**REQUIRED WORK**
1) According to the Search Console excerpt, for how long at a time can pages be blocked with Remove URLs?
2) Turn the paragraph beginning "Search Analytics: great tool" in the Search Console excerpt into a short bulleted list that keeps its main facts.

**EXCERPTED PASSAGE**
You can also label restaurants, reviews, etc. This tab allows you to keep an eye on such data, and whether it’s being picked up by Google.

Data Highlighter: assistant on how to implement structured data properly. Beware of using those markups in a misleadinh way to gain more visibility. Not only will Google not be fooled, but it could backfire and get you in trouble if misused!

Search Traffic

Search Analytics: great tool which you can use to check how often your pages appear in search results, get clicked on and what specific queries they appear for. Improvement in those 4 metrics (impressions, clicks, click-through rate and average position) are good indicators of how much your site is improving in search. Or not.

Links to your site: self explanatory, picks up links pointing to your site. This tends to not pick up all links, and maybe one of the weaker features of GSC. However if you have no other tool to check your link count, it’s a handy place to start.

Internal links: Internal links are links pointing from one of your own pages to another, like when you reference a previous post. Creating links between your pages is considered good practice, and helps Google crawl your site more quickly.

Manual actions: Google penalty management tab. Hopefully you’ll never need that one.

International targeting: This is where you can select which language and country you want to target. It can be very useful for sites writing in several languages.

Mobile Usability: traffic from mobile phones has now overtaken that on desktops, which means it’s even more important to make sure your blog is ‘mobile friendly’. The usability report identifies urls with usability issues for visitors on mobile devices.

Google Index

Index status: number of pages on your site which are indexed by Google. The more the better, obviously.

Blocked Resources: Google needs to access several resources when crawling and indexing your pages, such as JavaScript and CSS. If your robots.txt is blocking crawling of specific resources, this can affect Google’s ability to rank your page.

Remove URLs: If there are particular pages on your site you don’t want Google to access and index, you can add them here. Note: you can only block those pages 3 months at a time.


Crawl Errors: The main tab to get an overview of errors picked up on your pages by Google crawlers. This typically includes stuff like 404s and server errors. If you think something may be wrong with your site, you’ll be able to see it here.

Crawl Stats: gives you an overview of how many of your pages Google is crawling daily, looking back over the past 90 days. Other useful data provided in there includes loading time for crawlers.

Fetch as Google: Google can sometimes take a while to take into account the changes you make on your pages and index the latest version in its search results. This feature allows you to manually submit pages to Google to speed up the process. You can submit a limited number of pages a month via this method, so pick carefully!

Robots txt Tester: the robots.txt is a file you can use to systematically block some content on your site. Using the ‘disallow’ function, you can block specific url paths appearing in search results. If there are pages on your blog you want to keep but prevent from appearing in search, this is a good.

What you want to keep your eye on?

**EXTRACTED INFORMATION**
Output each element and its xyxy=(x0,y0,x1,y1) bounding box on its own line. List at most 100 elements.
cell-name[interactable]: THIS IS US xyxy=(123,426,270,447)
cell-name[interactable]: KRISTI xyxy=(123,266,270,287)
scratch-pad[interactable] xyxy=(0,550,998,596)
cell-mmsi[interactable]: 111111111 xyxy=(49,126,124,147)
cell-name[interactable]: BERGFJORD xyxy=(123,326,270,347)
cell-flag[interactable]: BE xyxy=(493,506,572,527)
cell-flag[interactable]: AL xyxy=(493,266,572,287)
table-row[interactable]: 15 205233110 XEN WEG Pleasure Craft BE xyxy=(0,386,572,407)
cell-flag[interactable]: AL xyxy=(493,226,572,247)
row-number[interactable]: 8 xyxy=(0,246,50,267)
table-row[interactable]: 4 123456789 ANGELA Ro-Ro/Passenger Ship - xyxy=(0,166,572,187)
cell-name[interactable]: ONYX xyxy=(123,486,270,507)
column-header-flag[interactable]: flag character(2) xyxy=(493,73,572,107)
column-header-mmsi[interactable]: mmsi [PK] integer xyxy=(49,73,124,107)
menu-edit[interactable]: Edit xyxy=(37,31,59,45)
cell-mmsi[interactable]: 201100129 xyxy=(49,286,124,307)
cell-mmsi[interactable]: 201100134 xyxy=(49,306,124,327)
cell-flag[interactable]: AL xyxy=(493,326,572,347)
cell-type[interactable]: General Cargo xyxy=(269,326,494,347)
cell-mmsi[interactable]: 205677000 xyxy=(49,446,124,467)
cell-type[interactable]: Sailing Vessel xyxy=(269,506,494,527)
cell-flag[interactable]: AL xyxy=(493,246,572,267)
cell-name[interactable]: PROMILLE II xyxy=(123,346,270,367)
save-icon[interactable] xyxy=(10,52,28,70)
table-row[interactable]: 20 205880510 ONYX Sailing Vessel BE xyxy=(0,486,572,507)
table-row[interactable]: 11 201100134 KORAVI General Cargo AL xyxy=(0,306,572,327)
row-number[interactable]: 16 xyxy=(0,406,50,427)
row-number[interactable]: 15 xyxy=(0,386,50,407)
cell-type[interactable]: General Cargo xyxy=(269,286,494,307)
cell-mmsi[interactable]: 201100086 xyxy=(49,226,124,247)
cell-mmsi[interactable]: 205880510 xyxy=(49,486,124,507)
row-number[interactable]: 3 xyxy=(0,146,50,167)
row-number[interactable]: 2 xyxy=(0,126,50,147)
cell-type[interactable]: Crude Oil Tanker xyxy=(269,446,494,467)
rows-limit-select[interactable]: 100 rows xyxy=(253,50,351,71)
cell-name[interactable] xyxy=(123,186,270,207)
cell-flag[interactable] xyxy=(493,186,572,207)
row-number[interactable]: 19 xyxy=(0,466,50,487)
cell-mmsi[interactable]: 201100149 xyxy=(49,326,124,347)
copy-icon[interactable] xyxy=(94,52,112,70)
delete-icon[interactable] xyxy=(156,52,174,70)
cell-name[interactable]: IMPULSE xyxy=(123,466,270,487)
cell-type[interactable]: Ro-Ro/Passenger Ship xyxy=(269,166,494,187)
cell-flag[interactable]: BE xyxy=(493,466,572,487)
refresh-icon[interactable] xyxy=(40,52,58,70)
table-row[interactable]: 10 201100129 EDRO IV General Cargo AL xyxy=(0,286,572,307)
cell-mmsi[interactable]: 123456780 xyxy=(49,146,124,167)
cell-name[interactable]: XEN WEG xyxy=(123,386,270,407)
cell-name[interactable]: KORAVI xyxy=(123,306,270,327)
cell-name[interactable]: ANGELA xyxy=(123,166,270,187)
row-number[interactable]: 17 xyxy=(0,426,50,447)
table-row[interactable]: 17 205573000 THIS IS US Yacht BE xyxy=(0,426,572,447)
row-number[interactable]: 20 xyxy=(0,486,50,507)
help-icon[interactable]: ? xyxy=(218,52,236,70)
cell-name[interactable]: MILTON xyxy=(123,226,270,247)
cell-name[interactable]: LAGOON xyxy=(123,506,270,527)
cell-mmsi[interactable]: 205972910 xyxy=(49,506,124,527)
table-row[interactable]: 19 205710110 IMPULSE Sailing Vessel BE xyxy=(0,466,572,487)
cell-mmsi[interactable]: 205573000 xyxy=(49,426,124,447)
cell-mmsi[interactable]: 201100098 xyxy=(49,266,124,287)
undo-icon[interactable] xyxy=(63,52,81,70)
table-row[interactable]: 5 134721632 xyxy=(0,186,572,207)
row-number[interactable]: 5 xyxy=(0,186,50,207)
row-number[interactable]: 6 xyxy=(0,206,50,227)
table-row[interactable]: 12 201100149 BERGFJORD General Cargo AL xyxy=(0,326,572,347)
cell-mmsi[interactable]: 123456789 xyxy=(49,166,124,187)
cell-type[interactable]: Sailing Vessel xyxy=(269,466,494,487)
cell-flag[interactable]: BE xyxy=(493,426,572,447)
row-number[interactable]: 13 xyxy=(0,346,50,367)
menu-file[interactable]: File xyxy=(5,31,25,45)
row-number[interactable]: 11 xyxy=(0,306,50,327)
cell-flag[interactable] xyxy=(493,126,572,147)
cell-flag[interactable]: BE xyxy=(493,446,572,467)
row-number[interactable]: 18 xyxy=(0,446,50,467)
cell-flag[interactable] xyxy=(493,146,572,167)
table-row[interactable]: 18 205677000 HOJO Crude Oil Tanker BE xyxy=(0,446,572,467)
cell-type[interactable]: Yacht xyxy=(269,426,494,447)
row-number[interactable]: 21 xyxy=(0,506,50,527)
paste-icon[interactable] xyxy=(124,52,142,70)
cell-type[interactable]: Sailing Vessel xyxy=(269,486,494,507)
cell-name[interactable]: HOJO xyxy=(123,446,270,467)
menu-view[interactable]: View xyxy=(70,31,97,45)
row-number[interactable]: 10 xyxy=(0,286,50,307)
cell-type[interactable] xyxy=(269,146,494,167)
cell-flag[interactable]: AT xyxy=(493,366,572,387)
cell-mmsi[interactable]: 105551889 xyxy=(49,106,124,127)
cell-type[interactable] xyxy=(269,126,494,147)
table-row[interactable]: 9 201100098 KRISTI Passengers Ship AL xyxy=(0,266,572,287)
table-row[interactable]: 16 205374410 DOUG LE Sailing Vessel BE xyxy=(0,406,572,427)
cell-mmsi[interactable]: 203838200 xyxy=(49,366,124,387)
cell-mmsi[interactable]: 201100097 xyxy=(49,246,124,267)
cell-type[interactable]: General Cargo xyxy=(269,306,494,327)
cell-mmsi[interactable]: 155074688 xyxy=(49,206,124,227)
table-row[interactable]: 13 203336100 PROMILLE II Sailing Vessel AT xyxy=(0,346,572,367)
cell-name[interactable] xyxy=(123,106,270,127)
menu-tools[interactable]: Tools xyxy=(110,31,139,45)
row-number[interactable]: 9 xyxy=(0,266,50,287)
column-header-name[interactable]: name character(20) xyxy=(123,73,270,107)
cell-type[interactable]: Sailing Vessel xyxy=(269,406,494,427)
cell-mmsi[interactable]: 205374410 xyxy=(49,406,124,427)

**SOLUTIONS PER TASK**
1) Three months at a time.

2)
- Shows how often your pages appear in search results, how often they get clicked, and which queries they appear for.
- Tracks four metrics: impressions, clicks, click-through rate and average position.
- Improvement in these metrics is a good indicator of whether your site is improving in search.